### [YOUR OBJECTIVE]
Retype each line of the material exactly, please, skipping any picture in it.

### [EXERCISE INPUTS]

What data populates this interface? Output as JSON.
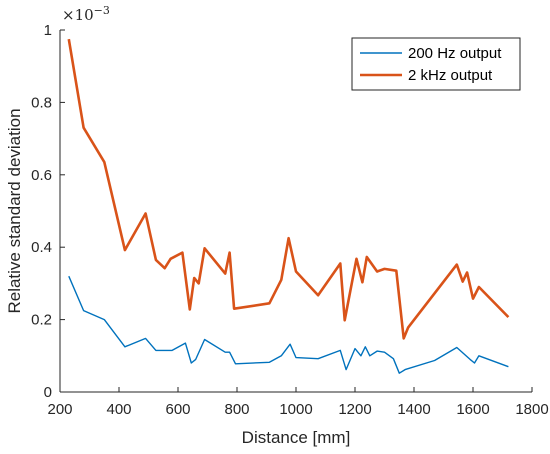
{
  "chart_data": {
    "type": "line",
    "xlabel": "Distance [mm]",
    "ylabel": "Relative standard deviation",
    "y_exponent_label": "×10",
    "y_exponent_power": "−3",
    "xlim": [
      200,
      1800
    ],
    "ylim": [
      0,
      1
    ],
    "xticks": [
      200,
      400,
      600,
      800,
      1000,
      1200,
      1400,
      1600,
      1800
    ],
    "yticks": [
      0,
      0.2,
      0.4,
      0.6,
      0.8,
      1
    ],
    "ytick_labels": [
      "0",
      "0.2",
      "0.4",
      "0.6",
      "0.8",
      "1"
    ],
    "grid": false,
    "legend_position": "top-right",
    "series": [
      {
        "name": "200 Hz output",
        "color": "#0072BD",
        "x": [
          230,
          280,
          350,
          420,
          490,
          525,
          580,
          625,
          645,
          660,
          690,
          760,
          775,
          795,
          910,
          950,
          980,
          1000,
          1075,
          1150,
          1170,
          1200,
          1220,
          1235,
          1250,
          1275,
          1300,
          1330,
          1350,
          1370,
          1470,
          1545,
          1590,
          1605,
          1620,
          1720
        ],
        "y": [
          0.32,
          0.225,
          0.2,
          0.125,
          0.148,
          0.115,
          0.115,
          0.135,
          0.08,
          0.09,
          0.145,
          0.11,
          0.11,
          0.078,
          0.082,
          0.1,
          0.132,
          0.095,
          0.092,
          0.115,
          0.062,
          0.12,
          0.1,
          0.125,
          0.1,
          0.113,
          0.11,
          0.092,
          0.052,
          0.062,
          0.087,
          0.123,
          0.09,
          0.08,
          0.1,
          0.07
        ]
      },
      {
        "name": "2 kHz output",
        "color": "#D95319",
        "x": [
          230,
          280,
          350,
          420,
          490,
          525,
          555,
          575,
          615,
          640,
          655,
          670,
          690,
          760,
          775,
          790,
          910,
          950,
          975,
          1000,
          1075,
          1150,
          1165,
          1205,
          1225,
          1240,
          1275,
          1300,
          1340,
          1365,
          1380,
          1545,
          1565,
          1580,
          1600,
          1620,
          1720
        ],
        "y": [
          0.975,
          0.73,
          0.635,
          0.392,
          0.493,
          0.365,
          0.342,
          0.368,
          0.385,
          0.228,
          0.315,
          0.3,
          0.397,
          0.327,
          0.385,
          0.23,
          0.245,
          0.31,
          0.425,
          0.333,
          0.267,
          0.355,
          0.198,
          0.368,
          0.303,
          0.373,
          0.333,
          0.34,
          0.335,
          0.148,
          0.178,
          0.352,
          0.305,
          0.33,
          0.258,
          0.29,
          0.207
        ]
      }
    ]
  }
}
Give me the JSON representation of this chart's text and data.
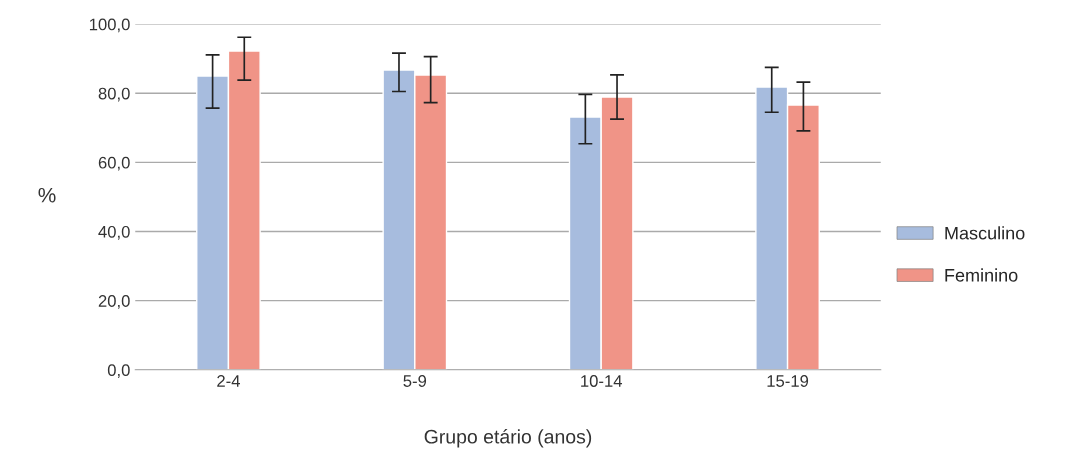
{
  "chart_data": {
    "type": "bar",
    "xlabel": "Grupo etário (anos)",
    "ylabel": "%",
    "categories": [
      "2-4",
      "5-9",
      "10-14",
      "15-19"
    ],
    "series": [
      {
        "name": "Masculino",
        "color": "#a7bcde",
        "values": [
          85.0,
          86.7,
          73.1,
          81.8
        ],
        "errors": [
          [
            75.7,
            91.1
          ],
          [
            80.5,
            91.6
          ],
          [
            65.4,
            79.7
          ],
          [
            74.5,
            87.5
          ]
        ]
      },
      {
        "name": "Feminino",
        "color": "#f09487",
        "values": [
          92.2,
          85.3,
          78.9,
          76.6
        ],
        "errors": [
          [
            83.8,
            96.2
          ],
          [
            77.3,
            90.6
          ],
          [
            72.5,
            85.3
          ],
          [
            69.1,
            83.2
          ]
        ]
      }
    ],
    "ylim": [
      0,
      100
    ],
    "yticks": [
      {
        "value": 0,
        "label": "0,0"
      },
      {
        "value": 20,
        "label": "20,0"
      },
      {
        "value": 40,
        "label": "40,0"
      },
      {
        "value": 60,
        "label": "60,0"
      },
      {
        "value": 80,
        "label": "80,0"
      },
      {
        "value": 100,
        "label": "100,0"
      }
    ],
    "grid": "y",
    "legend": "right"
  }
}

### [THE ANSWER]
What data populates this interface? Output as JSON.
{
  "chart_data": {
    "type": "line",
    "xlabel": "Distance [mm]",
    "ylabel": "Relative standard deviation",
    "y_exponent_label": "×10",
    "y_exponent_power": "−3",
    "xlim": [
      200,
      1800
    ],
    "ylim": [
      0,
      1
    ],
    "xticks": [
      200,
      400,
      600,
      800,
      1000,
      1200,
      1400,
      1600,
      1800
    ],
    "yticks": [
      0,
      0.2,
      0.4,
      0.6,
      0.8,
      1
    ],
    "ytick_labels": [
      "0",
      "0.2",
      "0.4",
      "0.6",
      "0.8",
      "1"
    ],
    "grid": false,
    "legend_position": "top-right",
    "series": [
      {
        "name": "200 Hz output",
        "color": "#0072BD",
        "x": [
          230,
          280,
          350,
          420,
          490,
          525,
          580,
          625,
          645,
          660,
          690,
          760,
          775,
          795,
          910,
          950,
          980,
          1000,
          1075,
          1150,
          1170,
          1200,
          1220,
          1235,
          1250,
          1275,
          1300,
          1330,
          1350,
          1370,
          1470,
          1545,
          1590,
          1605,
          1620,
          1720
        ],
        "y": [
          0.32,
          0.225,
          0.2,
          0.125,
          0.148,
          0.115,
          0.115,
          0.135,
          0.08,
          0.09,
          0.145,
          0.11,
          0.11,
          0.078,
          0.082,
          0.1,
          0.132,
          0.095,
          0.092,
          0.115,
          0.062,
          0.12,
          0.1,
          0.125,
          0.1,
          0.113,
          0.11,
          0.092,
          0.052,
          0.062,
          0.087,
          0.123,
          0.09,
          0.08,
          0.1,
          0.07
        ]
      },
      {
        "name": "2 kHz output",
        "color": "#D95319",
        "x": [
          230,
          280,
          350,
          420,
          490,
          525,
          555,
          575,
          615,
          640,
          655,
          670,
          690,
          760,
          775,
          790,
          910,
          950,
          975,
          1000,
          1075,
          1150,
          1165,
          1205,
          1225,
          1240,
          1275,
          1300,
          1340,
          1365,
          1380,
          1545,
          1565,
          1580,
          1600,
          1620,
          1720
        ],
        "y": [
          0.975,
          0.73,
          0.635,
          0.392,
          0.493,
          0.365,
          0.342,
          0.368,
          0.385,
          0.228,
          0.315,
          0.3,
          0.397,
          0.327,
          0.385,
          0.23,
          0.245,
          0.31,
          0.425,
          0.333,
          0.267,
          0.355,
          0.198,
          0.368,
          0.303,
          0.373,
          0.333,
          0.34,
          0.335,
          0.148,
          0.178,
          0.352,
          0.305,
          0.33,
          0.258,
          0.29,
          0.207
        ]
      }
    ]
  }
}
Give me the JSON representation of this chart's text and data.
{
  "chart_data": {
    "type": "bar",
    "xlabel": "Grupo etário (anos)",
    "ylabel": "%",
    "categories": [
      "2-4",
      "5-9",
      "10-14",
      "15-19"
    ],
    "series": [
      {
        "name": "Masculino",
        "color": "#a7bcde",
        "values": [
          85.0,
          86.7,
          73.1,
          81.8
        ],
        "errors": [
          [
            75.7,
            91.1
          ],
          [
            80.5,
            91.6
          ],
          [
            65.4,
            79.7
          ],
          [
            74.5,
            87.5
          ]
        ]
      },
      {
        "name": "Feminino",
        "color": "#f09487",
        "values": [
          92.2,
          85.3,
          78.9,
          76.6
        ],
        "errors": [
          [
            83.8,
            96.2
          ],
          [
            77.3,
            90.6
          ],
          [
            72.5,
            85.3
          ],
          [
            69.1,
            83.2
          ]
        ]
      }
    ],
    "ylim": [
      0,
      100
    ],
    "yticks": [
      {
        "value": 0,
        "label": "0,0"
      },
      {
        "value": 20,
        "label": "20,0"
      },
      {
        "value": 40,
        "label": "40,0"
      },
      {
        "value": 60,
        "label": "60,0"
      },
      {
        "value": 80,
        "label": "80,0"
      },
      {
        "value": 100,
        "label": "100,0"
      }
    ],
    "grid": "y",
    "legend": "right"
  }
}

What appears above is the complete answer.